Write out the full listing again, exactly as it stands.

### MATERIALS PROVIDED ###

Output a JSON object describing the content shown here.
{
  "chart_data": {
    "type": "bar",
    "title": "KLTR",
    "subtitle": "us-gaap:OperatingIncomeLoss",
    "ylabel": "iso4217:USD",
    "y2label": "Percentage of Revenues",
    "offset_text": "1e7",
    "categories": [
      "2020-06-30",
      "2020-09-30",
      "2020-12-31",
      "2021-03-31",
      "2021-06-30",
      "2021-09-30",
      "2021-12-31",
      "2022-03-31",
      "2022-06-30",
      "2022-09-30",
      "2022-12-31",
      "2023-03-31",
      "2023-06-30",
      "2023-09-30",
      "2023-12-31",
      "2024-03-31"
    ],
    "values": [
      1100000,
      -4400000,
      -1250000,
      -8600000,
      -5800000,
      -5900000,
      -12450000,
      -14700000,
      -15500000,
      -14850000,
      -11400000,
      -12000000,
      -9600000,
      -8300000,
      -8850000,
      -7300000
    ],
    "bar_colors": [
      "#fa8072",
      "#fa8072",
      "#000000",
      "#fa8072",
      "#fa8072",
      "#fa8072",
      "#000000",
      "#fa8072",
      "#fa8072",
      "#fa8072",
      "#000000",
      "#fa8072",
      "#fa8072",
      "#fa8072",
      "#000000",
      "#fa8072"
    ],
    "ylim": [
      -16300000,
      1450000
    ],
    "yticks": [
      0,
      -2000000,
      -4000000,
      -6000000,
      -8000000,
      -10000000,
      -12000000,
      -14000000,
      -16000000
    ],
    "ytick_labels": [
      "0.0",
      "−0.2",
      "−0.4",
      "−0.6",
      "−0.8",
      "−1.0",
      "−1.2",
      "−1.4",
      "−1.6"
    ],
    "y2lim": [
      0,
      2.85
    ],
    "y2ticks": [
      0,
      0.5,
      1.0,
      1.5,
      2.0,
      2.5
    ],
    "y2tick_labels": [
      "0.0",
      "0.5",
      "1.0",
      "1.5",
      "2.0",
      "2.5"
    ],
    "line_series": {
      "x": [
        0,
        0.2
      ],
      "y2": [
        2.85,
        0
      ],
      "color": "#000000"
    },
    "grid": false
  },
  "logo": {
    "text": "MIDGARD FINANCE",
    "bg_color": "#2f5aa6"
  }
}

###

> THE RESULT
Output a JSON object describing the content shown here.
{
  "chart_data": {
    "type": "bar",
    "title": "KLTR",
    "subtitle": "us-gaap:OperatingIncomeLoss",
    "ylabel": "iso4217:USD",
    "y2label": "Percentage of Revenues",
    "offset_text": "1e7",
    "categories": [
      "2020-06-30",
      "2020-09-30",
      "2020-12-31",
      "2021-03-31",
      "2021-06-30",
      "2021-09-30",
      "2021-12-31",
      "2022-03-31",
      "2022-06-30",
      "2022-09-30",
      "2022-12-31",
      "2023-03-31",
      "2023-06-30",
      "2023-09-30",
      "2023-12-31",
      "2024-03-31"
    ],
    "values": [
      1100000,
      -4400000,
      -1250000,
      -8600000,
      -5800000,
      -5900000,
      -12450000,
      -14700000,
      -15500000,
      -14850000,
      -11400000,
      -12000000,
      -9600000,
      -8300000,
      -8850000,
      -7300000
    ],
    "bar_colors": [
      "#fa8072",
      "#fa8072",
      "#000000",
      "#fa8072",
      "#fa8072",
      "#fa8072",
      "#000000",
      "#fa8072",
      "#fa8072",
      "#fa8072",
      "#000000",
      "#fa8072",
      "#fa8072",
      "#fa8072",
      "#000000",
      "#fa8072"
    ],
    "ylim": [
      -16300000,
      1450000
    ],
    "yticks": [
      0,
      -2000000,
      -4000000,
      -6000000,
      -8000000,
      -10000000,
      -12000000,
      -14000000,
      -16000000
    ],
    "ytick_labels": [
      "0.0",
      "−0.2",
      "−0.4",
      "−0.6",
      "−0.8",
      "−1.0",
      "−1.2",
      "−1.4",
      "−1.6"
    ],
    "y2lim": [
      0,
      2.85
    ],
    "y2ticks": [
      0,
      0.5,
      1.0,
      1.5,
      2.0,
      2.5
    ],
    "y2tick_labels": [
      "0.0",
      "0.5",
      "1.0",
      "1.5",
      "2.0",
      "2.5"
    ],
    "line_series": {
      "x": [
        0,
        0.2
      ],
      "y2": [
        2.85,
        0
      ],
      "color": "#000000"
    },
    "grid": false
  },
  "logo": {
    "text": "MIDGARD FINANCE",
    "bg_color": "#2f5aa6"
  }
}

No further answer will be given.